- [WRITTEN PROBLEM]: Omit all pictures. Copy the rest of the material exactly.

- [EXERCISE INPUTS]:
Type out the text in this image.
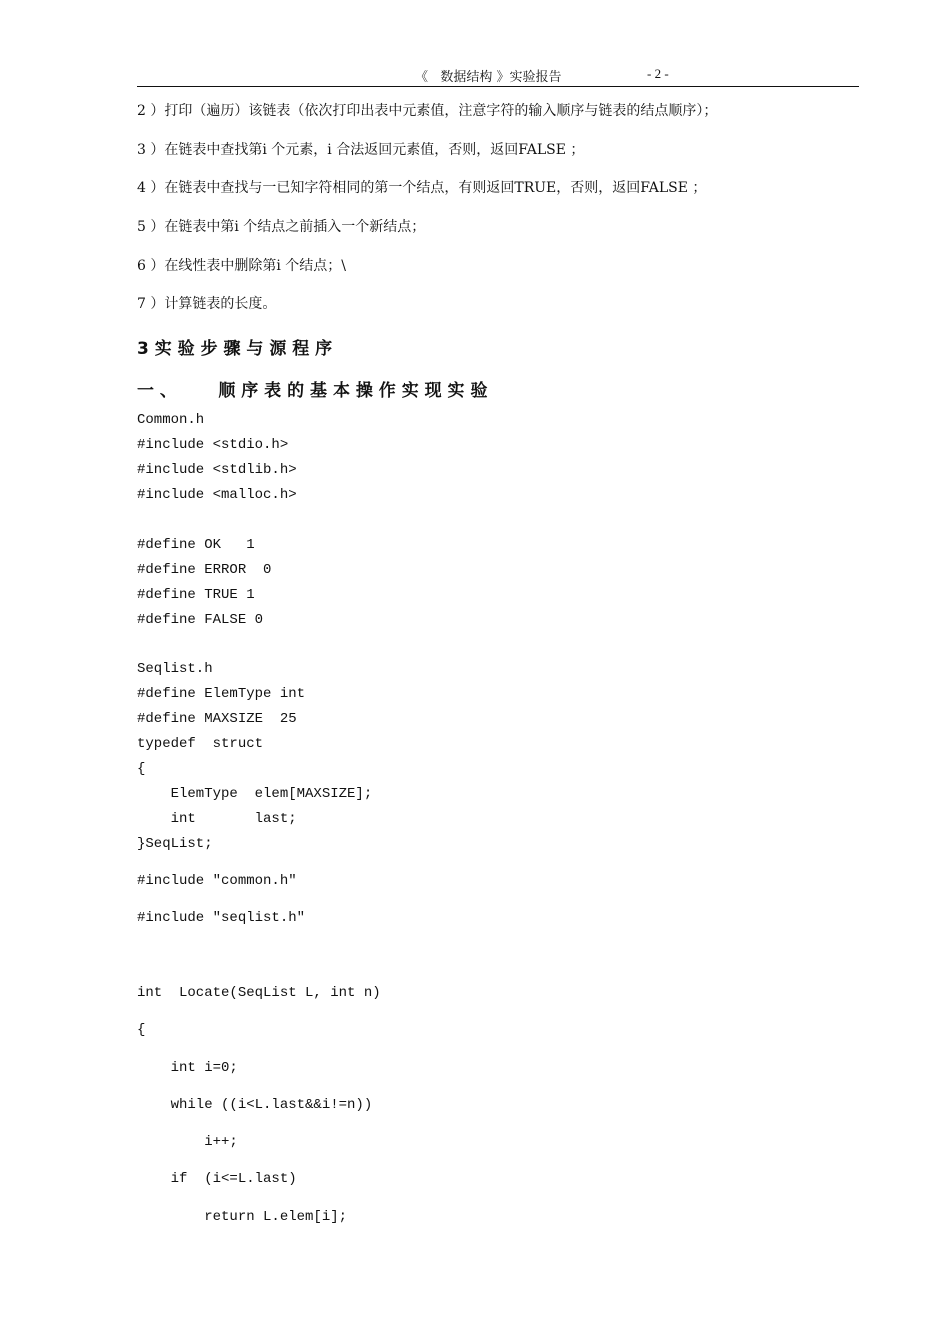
《   数据结构 》实验报告	- 2 -
2 ）打印（遍历）该链表（依次打印出表中元素值，注意字符的输入顺序与链表的结点顺序）；
3 ）在链表中查找第i 个元素，i 合法返回元素值，否则，返回FALSE ；
4 ）在链表中查找与一已知字符相同的第一个结点，有则返回TRUE，否则，返回FALSE ；
5 ）在链表中第i 个结点之前插入一个新结点；
6 ）在线性表中删除第i 个结点；\
7 ）计算链表的长度。
3 实 验 步 骤 与 源 程 序
一 、       顺 序 表 的 基 本 操 作 实 现 实 验
Common.h
#include <stdio.h>
#include <stdlib.h>
#include <malloc.h>
#define OK   1
#define ERROR  0
#define TRUE 1
#define FALSE 0
Seqlist.h
#define ElemType int
#define MAXSIZE  25
typedef  struct
{
ElemType  elem[MAXSIZE];
int       last;
}SeqList;
#include "common.h"
#include "seqlist.h"
int  Locate(SeqList L, int n)
{
int i=0;
while ((i<L.last&&i!=n))
i++;
if  (i<=L.last)
return L.elem[i];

- [SOLVED EXERCISE]:
Type out the text in this image.
《   数据结构 》实验报告	- 2 -
2 ）打印（遍历）该链表（依次打印出表中元素值，注意字符的输入顺序与链表的结点顺序）；
3 ）在链表中查找第i 个元素，i 合法返回元素值，否则，返回FALSE ；
4 ）在链表中查找与一已知字符相同的第一个结点，有则返回TRUE，否则，返回FALSE ；
5 ）在链表中第i 个结点之前插入一个新结点；
6 ）在线性表中删除第i 个结点；\
7 ）计算链表的长度。
3 实 验 步 骤 与 源 程 序
一 、       顺 序 表 的 基 本 操 作 实 现 实 验
Common.h
#include <stdio.h>
#include <stdlib.h>
#include <malloc.h>
#define OK   1
#define ERROR  0
#define TRUE 1
#define FALSE 0
Seqlist.h
#define ElemType int
#define MAXSIZE  25
typedef  struct
{
ElemType  elem[MAXSIZE];
int       last;
}SeqList;
#include "common.h"
#include "seqlist.h"
int  Locate(SeqList L, int n)
{
int i=0;
while ((i<L.last&&i!=n))
i++;
if  (i<=L.last)
return L.elem[i];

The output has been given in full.